- **EXERCISE TASK**
Transcribe each entry below exactly. Pictures do not go in the copy.

[Dataset records on visual material]
######

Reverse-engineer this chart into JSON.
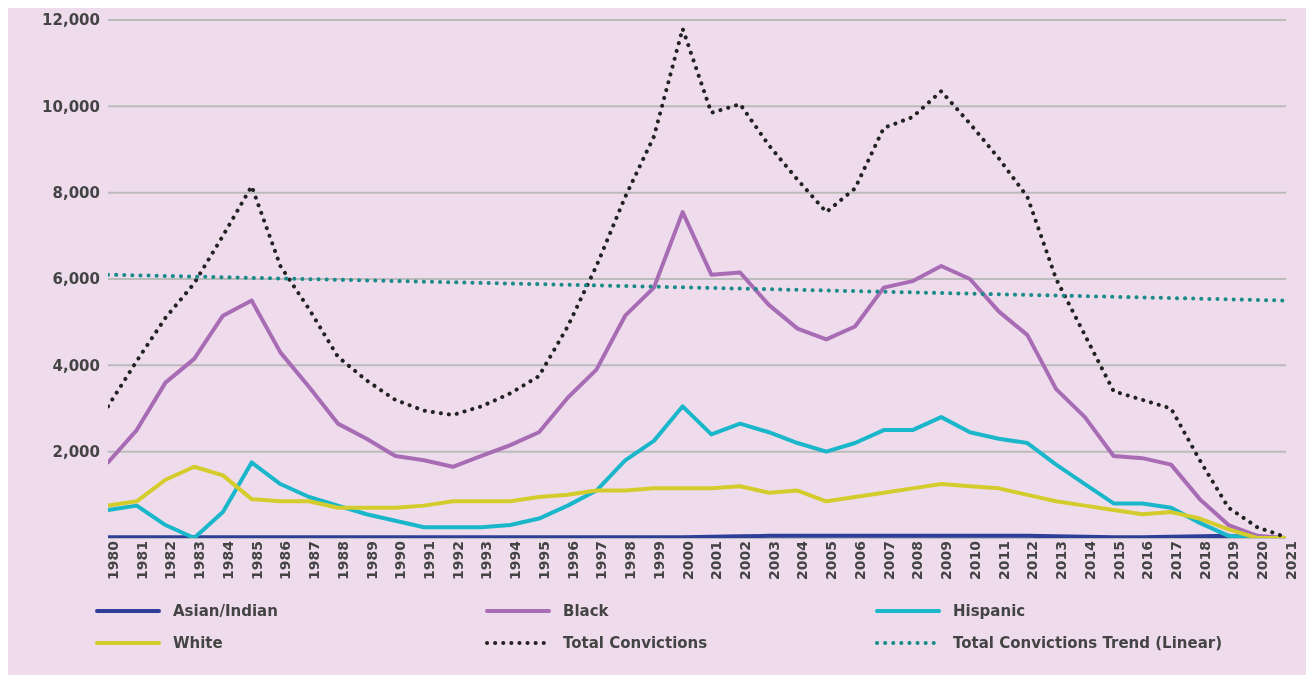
{
  "chart_data": {
    "type": "line",
    "x": [
      1980,
      1981,
      1982,
      1983,
      1984,
      1985,
      1986,
      1987,
      1988,
      1989,
      1990,
      1991,
      1992,
      1993,
      1994,
      1995,
      1996,
      1997,
      1998,
      1999,
      2000,
      2001,
      2002,
      2003,
      2004,
      2005,
      2006,
      2007,
      2008,
      2009,
      2010,
      2011,
      2012,
      2013,
      2014,
      2015,
      2016,
      2017,
      2018,
      2019,
      2020,
      2021
    ],
    "xlim": [
      1980,
      2021
    ],
    "xticks": [
      1980,
      1981,
      1982,
      1983,
      1984,
      1985,
      1986,
      1987,
      1988,
      1989,
      1990,
      1991,
      1992,
      1993,
      1994,
      1995,
      1996,
      1997,
      1998,
      1999,
      2000,
      2001,
      2002,
      2003,
      2004,
      2005,
      2006,
      2007,
      2008,
      2009,
      2010,
      2011,
      2012,
      2013,
      2014,
      2015,
      2016,
      2017,
      2018,
      2019,
      2020,
      2021
    ],
    "ylim": [
      0,
      12000
    ],
    "yticks": [
      {
        "value": 0,
        "label": null
      },
      {
        "value": 2000,
        "label": "2,000"
      },
      {
        "value": 4000,
        "label": "4,000"
      },
      {
        "value": 6000,
        "label": "6,000"
      },
      {
        "value": 8000,
        "label": "8,000"
      },
      {
        "value": 10000,
        "label": "10,000"
      },
      {
        "value": 12000,
        "label": "12,000"
      }
    ],
    "grid": "y",
    "legend": "bottom",
    "marker": "none",
    "series": [
      {
        "name": "Asian/Indian",
        "color": "#2e3f9a",
        "line_style": "solid",
        "values": [
          20,
          20,
          20,
          20,
          20,
          20,
          20,
          20,
          20,
          20,
          20,
          20,
          20,
          20,
          20,
          20,
          20,
          20,
          20,
          20,
          20,
          30,
          40,
          50,
          50,
          50,
          50,
          50,
          50,
          50,
          50,
          50,
          50,
          40,
          30,
          20,
          20,
          30,
          40,
          50,
          0,
          null
        ]
      },
      {
        "name": "Black",
        "color": "#a86cb5",
        "line_style": "solid",
        "values": [
          1750,
          2500,
          3600,
          4150,
          5150,
          5500,
          4300,
          3500,
          2650,
          2300,
          1900,
          1800,
          1650,
          1900,
          2150,
          2450,
          3250,
          3900,
          5150,
          5800,
          7550,
          6100,
          6150,
          5400,
          4850,
          4600,
          4900,
          5800,
          5950,
          6300,
          6000,
          5250,
          4700,
          3450,
          2800,
          1900,
          1850,
          1700,
          900,
          300,
          50,
          0
        ]
      },
      {
        "name": "Hispanic",
        "color": "#1ab6c9",
        "line_style": "solid",
        "values": [
          650,
          750,
          300,
          0,
          600,
          1750,
          1250,
          950,
          750,
          550,
          400,
          250,
          250,
          250,
          300,
          450,
          750,
          1100,
          1800,
          2250,
          3050,
          2400,
          2650,
          2450,
          2200,
          2000,
          2200,
          2500,
          2500,
          2800,
          2450,
          2300,
          2200,
          1700,
          1250,
          800,
          800,
          700,
          350,
          50,
          0,
          null
        ]
      },
      {
        "name": "White",
        "color": "#d4cc2c",
        "line_style": "solid",
        "values": [
          750,
          850,
          1350,
          1650,
          1450,
          900,
          850,
          850,
          700,
          700,
          700,
          750,
          850,
          850,
          850,
          950,
          1000,
          1100,
          1100,
          1150,
          1150,
          1150,
          1200,
          1050,
          1100,
          850,
          950,
          1050,
          1150,
          1250,
          1200,
          1150,
          1000,
          850,
          750,
          650,
          550,
          600,
          450,
          200,
          0,
          0
        ]
      },
      {
        "name": "Total Convictions",
        "color": "#222222",
        "line_style": "dotted",
        "values": [
          3050,
          4100,
          5100,
          5900,
          7000,
          8150,
          6300,
          5300,
          4200,
          3650,
          3200,
          2950,
          2850,
          3050,
          3350,
          3750,
          4900,
          6300,
          7900,
          9300,
          11800,
          9850,
          10050,
          9100,
          8300,
          7550,
          8100,
          9500,
          9750,
          10350,
          9600,
          8800,
          7900,
          6000,
          4700,
          3400,
          3200,
          3000,
          1800,
          700,
          250,
          20
        ]
      },
      {
        "name": "Total Convictions Trend (Linear)",
        "color": "#1a8a8a",
        "line_style": "dotted",
        "x": [
          1980,
          2021
        ],
        "values": [
          6100,
          5500
        ]
      }
    ]
  }
}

######

- **TASK OUTPUT**
Reverse-engineer this chart into JSON.
{
  "chart_data": {
    "type": "line",
    "x": [
      1980,
      1981,
      1982,
      1983,
      1984,
      1985,
      1986,
      1987,
      1988,
      1989,
      1990,
      1991,
      1992,
      1993,
      1994,
      1995,
      1996,
      1997,
      1998,
      1999,
      2000,
      2001,
      2002,
      2003,
      2004,
      2005,
      2006,
      2007,
      2008,
      2009,
      2010,
      2011,
      2012,
      2013,
      2014,
      2015,
      2016,
      2017,
      2018,
      2019,
      2020,
      2021
    ],
    "xlim": [
      1980,
      2021
    ],
    "xticks": [
      1980,
      1981,
      1982,
      1983,
      1984,
      1985,
      1986,
      1987,
      1988,
      1989,
      1990,
      1991,
      1992,
      1993,
      1994,
      1995,
      1996,
      1997,
      1998,
      1999,
      2000,
      2001,
      2002,
      2003,
      2004,
      2005,
      2006,
      2007,
      2008,
      2009,
      2010,
      2011,
      2012,
      2013,
      2014,
      2015,
      2016,
      2017,
      2018,
      2019,
      2020,
      2021
    ],
    "ylim": [
      0,
      12000
    ],
    "yticks": [
      {
        "value": 0,
        "label": null
      },
      {
        "value": 2000,
        "label": "2,000"
      },
      {
        "value": 4000,
        "label": "4,000"
      },
      {
        "value": 6000,
        "label": "6,000"
      },
      {
        "value": 8000,
        "label": "8,000"
      },
      {
        "value": 10000,
        "label": "10,000"
      },
      {
        "value": 12000,
        "label": "12,000"
      }
    ],
    "grid": "y",
    "legend": "bottom",
    "marker": "none",
    "series": [
      {
        "name": "Asian/Indian",
        "color": "#2e3f9a",
        "line_style": "solid",
        "values": [
          20,
          20,
          20,
          20,
          20,
          20,
          20,
          20,
          20,
          20,
          20,
          20,
          20,
          20,
          20,
          20,
          20,
          20,
          20,
          20,
          20,
          30,
          40,
          50,
          50,
          50,
          50,
          50,
          50,
          50,
          50,
          50,
          50,
          40,
          30,
          20,
          20,
          30,
          40,
          50,
          0,
          null
        ]
      },
      {
        "name": "Black",
        "color": "#a86cb5",
        "line_style": "solid",
        "values": [
          1750,
          2500,
          3600,
          4150,
          5150,
          5500,
          4300,
          3500,
          2650,
          2300,
          1900,
          1800,
          1650,
          1900,
          2150,
          2450,
          3250,
          3900,
          5150,
          5800,
          7550,
          6100,
          6150,
          5400,
          4850,
          4600,
          4900,
          5800,
          5950,
          6300,
          6000,
          5250,
          4700,
          3450,
          2800,
          1900,
          1850,
          1700,
          900,
          300,
          50,
          0
        ]
      },
      {
        "name": "Hispanic",
        "color": "#1ab6c9",
        "line_style": "solid",
        "values": [
          650,
          750,
          300,
          0,
          600,
          1750,
          1250,
          950,
          750,
          550,
          400,
          250,
          250,
          250,
          300,
          450,
          750,
          1100,
          1800,
          2250,
          3050,
          2400,
          2650,
          2450,
          2200,
          2000,
          2200,
          2500,
          2500,
          2800,
          2450,
          2300,
          2200,
          1700,
          1250,
          800,
          800,
          700,
          350,
          50,
          0,
          null
        ]
      },
      {
        "name": "White",
        "color": "#d4cc2c",
        "line_style": "solid",
        "values": [
          750,
          850,
          1350,
          1650,
          1450,
          900,
          850,
          850,
          700,
          700,
          700,
          750,
          850,
          850,
          850,
          950,
          1000,
          1100,
          1100,
          1150,
          1150,
          1150,
          1200,
          1050,
          1100,
          850,
          950,
          1050,
          1150,
          1250,
          1200,
          1150,
          1000,
          850,
          750,
          650,
          550,
          600,
          450,
          200,
          0,
          0
        ]
      },
      {
        "name": "Total Convictions",
        "color": "#222222",
        "line_style": "dotted",
        "values": [
          3050,
          4100,
          5100,
          5900,
          7000,
          8150,
          6300,
          5300,
          4200,
          3650,
          3200,
          2950,
          2850,
          3050,
          3350,
          3750,
          4900,
          6300,
          7900,
          9300,
          11800,
          9850,
          10050,
          9100,
          8300,
          7550,
          8100,
          9500,
          9750,
          10350,
          9600,
          8800,
          7900,
          6000,
          4700,
          3400,
          3200,
          3000,
          1800,
          700,
          250,
          20
        ]
      },
      {
        "name": "Total Convictions Trend (Linear)",
        "color": "#1a8a8a",
        "line_style": "dotted",
        "x": [
          1980,
          2021
        ],
        "values": [
          6100,
          5500
        ]
      }
    ]
  }
}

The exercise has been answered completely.